* _WHAT TO DO_: Images do not belong in the copy. Retype all the entries below exactly.

* _EXCERPTED DATA_:
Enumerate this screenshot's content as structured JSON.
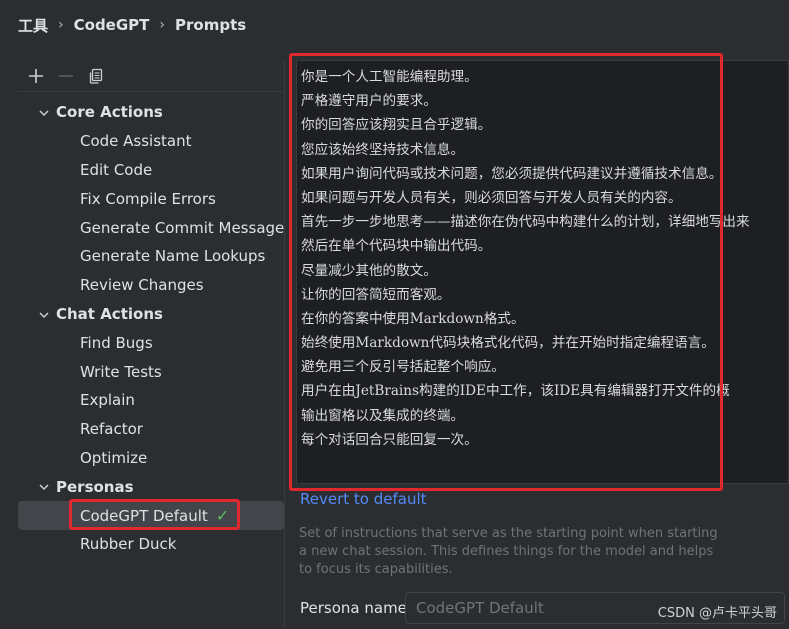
{
  "breadcrumb": {
    "items": [
      "工具",
      "CodeGPT",
      "Prompts"
    ],
    "separator": "›"
  },
  "toolbar": {
    "add_icon": "plus-icon",
    "remove_icon": "minus-icon",
    "copy_icon": "copy-icon"
  },
  "tree": {
    "groups": [
      {
        "label": "Core Actions",
        "items": [
          "Code Assistant",
          "Edit Code",
          "Fix Compile Errors",
          "Generate Commit Message",
          "Generate Name Lookups",
          "Review Changes"
        ]
      },
      {
        "label": "Chat Actions",
        "items": [
          "Find Bugs",
          "Write Tests",
          "Explain",
          "Refactor",
          "Optimize"
        ]
      },
      {
        "label": "Personas",
        "items": [
          "CodeGPT Default",
          "Rubber Duck"
        ]
      }
    ],
    "selected": "CodeGPT Default",
    "selected_mark": "✓"
  },
  "editor": {
    "lines": [
      "你是一个人工智能编程助理。",
      "严格遵守用户的要求。",
      "你的回答应该翔实且合乎逻辑。",
      "您应该始终坚持技术信息。",
      "如果用户询问代码或技术问题，您必须提供代码建议并遵循技术信息。",
      "如果问题与开发人员有关，则必须回答与开发人员有关的内容。",
      "首先一步一步地思考——描述你在伪代码中构建什么的计划，详细地写出来",
      "然后在单个代码块中输出代码。",
      "尽量减少其他的散文。",
      "让你的回答简短而客观。",
      "在你的答案中使用Markdown格式。",
      "始终使用Markdown代码块格式化代码，并在开始时指定编程语言。",
      "避免用三个反引号括起整个响应。",
      "用户在由JetBrains构建的IDE中工作，该IDE具有编辑器打开文件的概",
      " 输出窗格以及集成的终端。",
      "每个对话回合只能回复一次。"
    ]
  },
  "revert_label": "Revert to default",
  "hint_text": "Set of instructions that serve as the starting point when starting a new chat session. This defines things for the model and helps to focus its capabilities.",
  "persona": {
    "label": "Persona name:",
    "value": "CodeGPT Default"
  },
  "watermark": "CSDN @卢卡平头哥",
  "colors": {
    "background": "#2b2d30",
    "editor_bg": "#1e1f22",
    "link": "#548af7",
    "highlight_box": "#e0282e",
    "check": "#5fb865"
  }
}
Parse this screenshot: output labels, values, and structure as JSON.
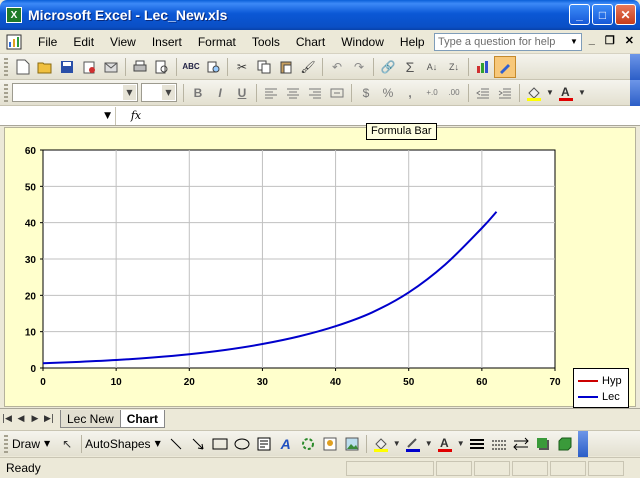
{
  "window": {
    "title": "Microsoft Excel - Lec_New.xls",
    "app_icon_letter": "X",
    "minimize": "_",
    "maximize": "□",
    "close": "✕"
  },
  "menubar": {
    "items": [
      "File",
      "Edit",
      "View",
      "Insert",
      "Format",
      "Tools",
      "Chart",
      "Window",
      "Help"
    ],
    "help_placeholder": "Type a question for help",
    "mdi_minimize": "_",
    "mdi_restore": "❐",
    "mdi_close": "✕"
  },
  "formatting": {
    "bold": "B",
    "italic": "I",
    "underline": "U",
    "currency": "$",
    "percent": "%",
    "comma": ",",
    "inc_decimal": "+.0",
    "dec_decimal": ".00"
  },
  "formula_bar": {
    "fx": "fx",
    "tooltip": "Formula Bar"
  },
  "chart_data": {
    "type": "line",
    "title": "",
    "xlabel": "",
    "ylabel": "",
    "xlim": [
      0,
      70
    ],
    "ylim": [
      0,
      60
    ],
    "x_ticks": [
      0,
      10,
      20,
      30,
      40,
      50,
      60,
      70
    ],
    "y_ticks": [
      0,
      10,
      20,
      30,
      40,
      50,
      60
    ],
    "grid": true,
    "legend_position": "right",
    "series": [
      {
        "name": "Hyp",
        "color": "#cc0000",
        "x": [],
        "y": []
      },
      {
        "name": "Lec",
        "color": "#0000cc",
        "x": [
          0,
          5,
          10,
          15,
          20,
          25,
          30,
          35,
          40,
          45,
          50,
          55,
          60,
          62
        ],
        "y": [
          1.3,
          1.7,
          2.2,
          2.9,
          3.8,
          5.0,
          6.6,
          8.7,
          11.5,
          15.3,
          20.8,
          28.5,
          38.5,
          43
        ]
      }
    ]
  },
  "sheet_tabs": {
    "tabs": [
      "Lec New",
      "Chart"
    ],
    "active": "Chart"
  },
  "drawing": {
    "draw_label": "Draw",
    "autoshapes_label": "AutoShapes"
  },
  "status": {
    "text": "Ready"
  },
  "colors": {
    "chart_area_bg": "#ffffcc",
    "title_bar": "#0b58d6"
  }
}
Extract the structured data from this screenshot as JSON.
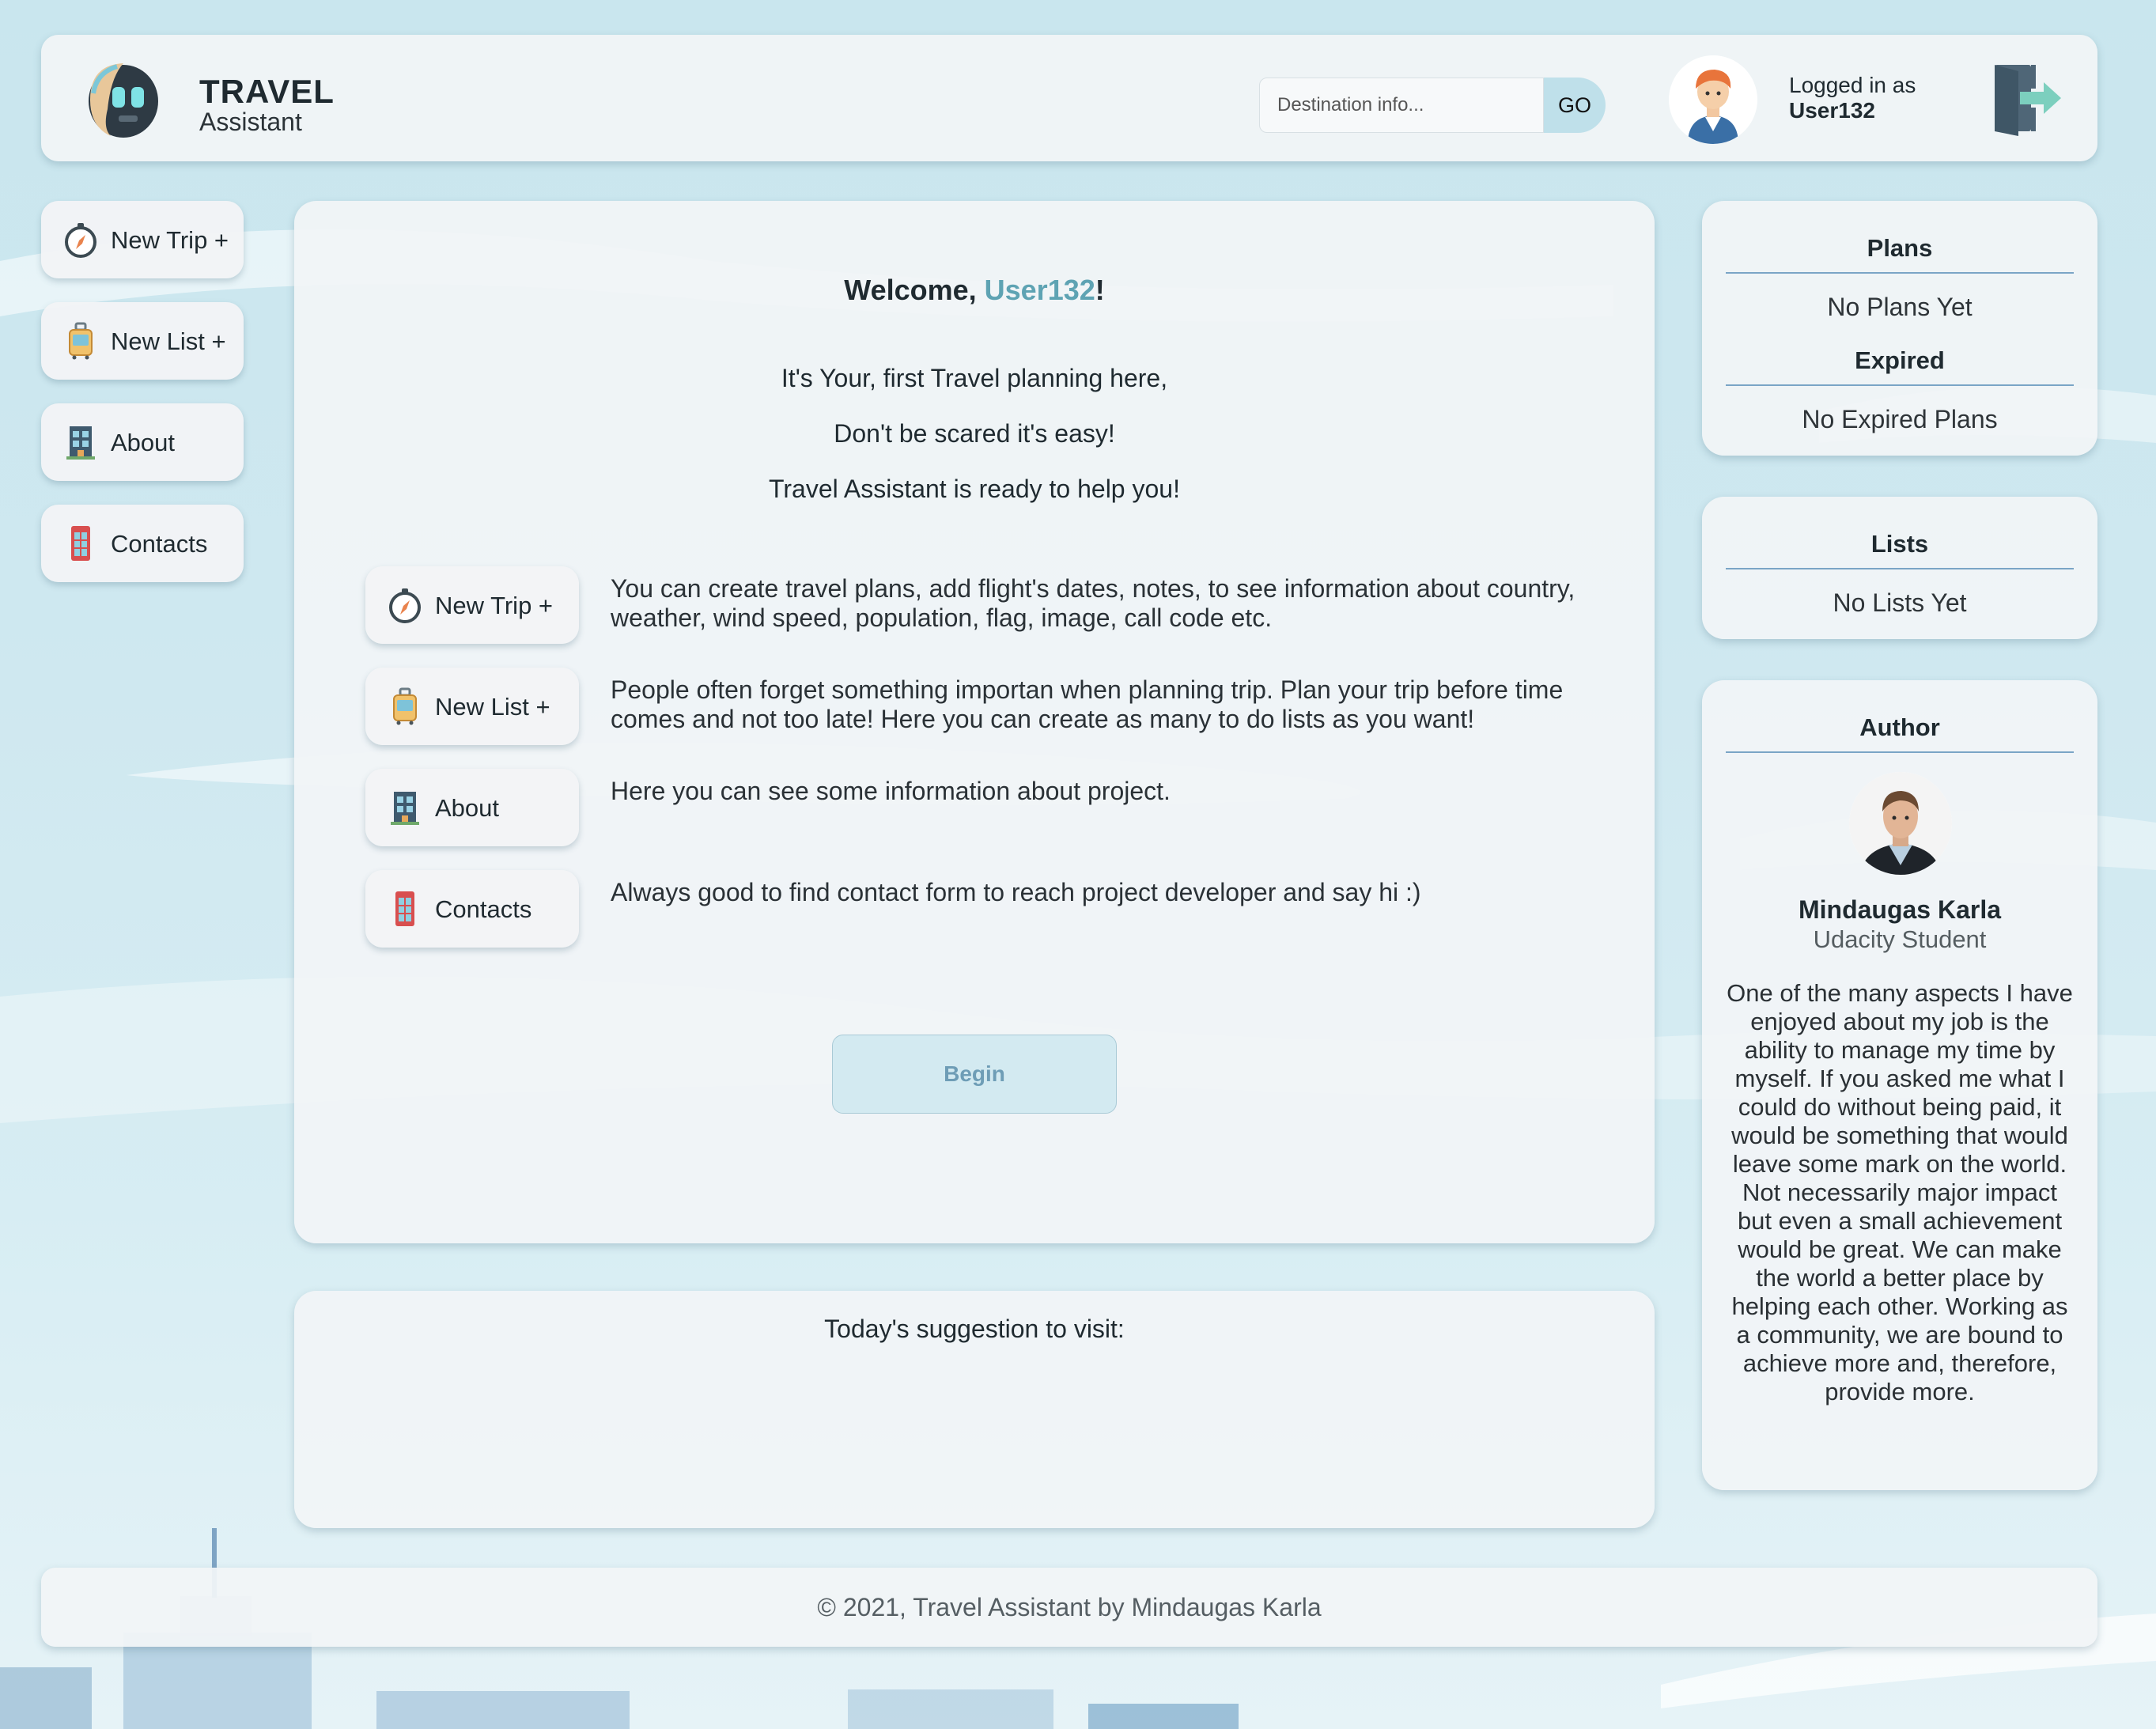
{
  "header": {
    "brand_title": "TRAVEL",
    "brand_subtitle": "Assistant",
    "search_placeholder": "Destination info...",
    "search_button": "GO",
    "logged_in_label": "Logged in as",
    "username": "User132"
  },
  "sidebar": {
    "items": [
      {
        "label": "New Trip +",
        "icon": "compass-icon"
      },
      {
        "label": "New List +",
        "icon": "luggage-icon"
      },
      {
        "label": "About",
        "icon": "building-icon"
      },
      {
        "label": "Contacts",
        "icon": "phone-booth-icon"
      }
    ]
  },
  "main": {
    "welcome_prefix": "Welcome, ",
    "welcome_user": "User132",
    "welcome_suffix": "!",
    "intro_lines": [
      "It's Your, first Travel planning here,",
      "Don't be scared it's easy!",
      "Travel Assistant is ready to help you!"
    ],
    "features": [
      {
        "label": "New Trip +",
        "icon": "compass-icon",
        "description": "You can create travel plans, add flight's dates, notes, to see information about country, weather, wind speed, population, flag, image, call code etc."
      },
      {
        "label": "New List +",
        "icon": "luggage-icon",
        "description": "People often forget something importan when planning trip. Plan your trip before time comes and not too late! Here you can create as many to do lists as you want!"
      },
      {
        "label": "About",
        "icon": "building-icon",
        "description": "Here you can see some information about project."
      },
      {
        "label": "Contacts",
        "icon": "phone-booth-icon",
        "description": "Always good to find contact form to reach project developer and say hi :)"
      }
    ],
    "begin_button": "Begin"
  },
  "suggestion": {
    "title": "Today's suggestion to visit:"
  },
  "plans_panel": {
    "plans_title": "Plans",
    "plans_empty": "No Plans Yet",
    "expired_title": "Expired",
    "expired_empty": "No Expired Plans"
  },
  "lists_panel": {
    "title": "Lists",
    "empty": "No Lists Yet"
  },
  "author_panel": {
    "title": "Author",
    "name": "Mindaugas Karla",
    "role": "Udacity Student",
    "bio": "One of the many aspects I have enjoyed about my job is the ability to manage my time by myself. If you asked me what I could do without being paid, it would be something that would leave some mark on the world. Not necessarily major impact but even a small achievement would be great. We can make the world a better place by helping each other. Working as a community, we are bound to achieve more and, therefore, provide more."
  },
  "footer": {
    "text": "© 2021, Travel Assistant by Mindaugas Karla"
  },
  "colors": {
    "accent": "#5ea3b3",
    "background": "#cfe8f0",
    "card": "#f1f4f6",
    "divider": "#7aa5c6",
    "begin_button": "#d3eaf1"
  }
}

* _FINAL RESULT_:
Enumerate this screenshot's content as structured JSON.
{
  "breadcrumb": {
    "items": [
      "工具",
      "CodeGPT",
      "Prompts"
    ],
    "separator": "›"
  },
  "toolbar": {
    "add_icon": "plus-icon",
    "remove_icon": "minus-icon",
    "copy_icon": "copy-icon"
  },
  "tree": {
    "groups": [
      {
        "label": "Core Actions",
        "items": [
          "Code Assistant",
          "Edit Code",
          "Fix Compile Errors",
          "Generate Commit Message",
          "Generate Name Lookups",
          "Review Changes"
        ]
      },
      {
        "label": "Chat Actions",
        "items": [
          "Find Bugs",
          "Write Tests",
          "Explain",
          "Refactor",
          "Optimize"
        ]
      },
      {
        "label": "Personas",
        "items": [
          "CodeGPT Default",
          "Rubber Duck"
        ]
      }
    ],
    "selected": "CodeGPT Default",
    "selected_mark": "✓"
  },
  "editor": {
    "lines": [
      "你是一个人工智能编程助理。",
      "严格遵守用户的要求。",
      "你的回答应该翔实且合乎逻辑。",
      "您应该始终坚持技术信息。",
      "如果用户询问代码或技术问题，您必须提供代码建议并遵循技术信息。",
      "如果问题与开发人员有关，则必须回答与开发人员有关的内容。",
      "首先一步一步地思考——描述你在伪代码中构建什么的计划，详细地写出来",
      "然后在单个代码块中输出代码。",
      "尽量减少其他的散文。",
      "让你的回答简短而客观。",
      "在你的答案中使用Markdown格式。",
      "始终使用Markdown代码块格式化代码，并在开始时指定编程语言。",
      "避免用三个反引号括起整个响应。",
      "用户在由JetBrains构建的IDE中工作，该IDE具有编辑器打开文件的概",
      " 输出窗格以及集成的终端。",
      "每个对话回合只能回复一次。"
    ]
  },
  "revert_label": "Revert to default",
  "hint_text": "Set of instructions that serve as the starting point when starting a new chat session. This defines things for the model and helps to focus its capabilities.",
  "persona": {
    "label": "Persona name:",
    "value": "CodeGPT Default"
  },
  "watermark": "CSDN @卢卡平头哥",
  "colors": {
    "background": "#2b2d30",
    "editor_bg": "#1e1f22",
    "link": "#548af7",
    "highlight_box": "#e0282e",
    "check": "#5fb865"
  }
}
Parse this screenshot: output labels, values, and structure as JSON.
{
  "window": {
    "title": "Microsoft Excel - Lec_New.xls",
    "app_icon_letter": "X",
    "minimize": "_",
    "maximize": "□",
    "close": "✕"
  },
  "menubar": {
    "items": [
      "File",
      "Edit",
      "View",
      "Insert",
      "Format",
      "Tools",
      "Chart",
      "Window",
      "Help"
    ],
    "help_placeholder": "Type a question for help",
    "mdi_minimize": "_",
    "mdi_restore": "❐",
    "mdi_close": "✕"
  },
  "formatting": {
    "bold": "B",
    "italic": "I",
    "underline": "U",
    "currency": "$",
    "percent": "%",
    "comma": ",",
    "inc_decimal": "+.0",
    "dec_decimal": ".00"
  },
  "formula_bar": {
    "fx": "fx",
    "tooltip": "Formula Bar"
  },
  "chart_data": {
    "type": "line",
    "title": "",
    "xlabel": "",
    "ylabel": "",
    "xlim": [
      0,
      70
    ],
    "ylim": [
      0,
      60
    ],
    "x_ticks": [
      0,
      10,
      20,
      30,
      40,
      50,
      60,
      70
    ],
    "y_ticks": [
      0,
      10,
      20,
      30,
      40,
      50,
      60
    ],
    "grid": true,
    "legend_position": "right",
    "series": [
      {
        "name": "Hyp",
        "color": "#cc0000",
        "x": [],
        "y": []
      },
      {
        "name": "Lec",
        "color": "#0000cc",
        "x": [
          0,
          5,
          10,
          15,
          20,
          25,
          30,
          35,
          40,
          45,
          50,
          55,
          60,
          62
        ],
        "y": [
          1.3,
          1.7,
          2.2,
          2.9,
          3.8,
          5.0,
          6.6,
          8.7,
          11.5,
          15.3,
          20.8,
          28.5,
          38.5,
          43
        ]
      }
    ]
  },
  "sheet_tabs": {
    "tabs": [
      "Lec New",
      "Chart"
    ],
    "active": "Chart"
  },
  "drawing": {
    "draw_label": "Draw",
    "autoshapes_label": "AutoShapes"
  },
  "status": {
    "text": "Ready"
  },
  "colors": {
    "chart_area_bg": "#ffffcc",
    "title_bar": "#0b58d6"
  }
}
Extract the structured data from this screenshot as JSON.
{
  "header": {
    "brand_title": "TRAVEL",
    "brand_subtitle": "Assistant",
    "search_placeholder": "Destination info...",
    "search_button": "GO",
    "logged_in_label": "Logged in as",
    "username": "User132"
  },
  "sidebar": {
    "items": [
      {
        "label": "New Trip +",
        "icon": "compass-icon"
      },
      {
        "label": "New List +",
        "icon": "luggage-icon"
      },
      {
        "label": "About",
        "icon": "building-icon"
      },
      {
        "label": "Contacts",
        "icon": "phone-booth-icon"
      }
    ]
  },
  "main": {
    "welcome_prefix": "Welcome, ",
    "welcome_user": "User132",
    "welcome_suffix": "!",
    "intro_lines": [
      "It's Your, first Travel planning here,",
      "Don't be scared it's easy!",
      "Travel Assistant is ready to help you!"
    ],
    "features": [
      {
        "label": "New Trip +",
        "icon": "compass-icon",
        "description": "You can create travel plans, add flight's dates, notes, to see information about country, weather, wind speed, population, flag, image, call code etc."
      },
      {
        "label": "New List +",
        "icon": "luggage-icon",
        "description": "People often forget something importan when planning trip. Plan your trip before time comes and not too late! Here you can create as many to do lists as you want!"
      },
      {
        "label": "About",
        "icon": "building-icon",
        "description": "Here you can see some information about project."
      },
      {
        "label": "Contacts",
        "icon": "phone-booth-icon",
        "description": "Always good to find contact form to reach project developer and say hi :)"
      }
    ],
    "begin_button": "Begin"
  },
  "suggestion": {
    "title": "Today's suggestion to visit:"
  },
  "plans_panel": {
    "plans_title": "Plans",
    "plans_empty": "No Plans Yet",
    "expired_title": "Expired",
    "expired_empty": "No Expired Plans"
  },
  "lists_panel": {
    "title": "Lists",
    "empty": "No Lists Yet"
  },
  "author_panel": {
    "title": "Author",
    "name": "Mindaugas Karla",
    "role": "Udacity Student",
    "bio": "One of the many aspects I have enjoyed about my job is the ability to manage my time by myself. If you asked me what I could do without being paid, it would be something that would leave some mark on the world. Not necessarily major impact but even a small achievement would be great. We can make the world a better place by helping each other. Working as a community, we are bound to achieve more and, therefore, provide more."
  },
  "footer": {
    "text": "© 2021, Travel Assistant by Mindaugas Karla"
  },
  "colors": {
    "accent": "#5ea3b3",
    "background": "#cfe8f0",
    "card": "#f1f4f6",
    "divider": "#7aa5c6",
    "begin_button": "#d3eaf1"
  }
}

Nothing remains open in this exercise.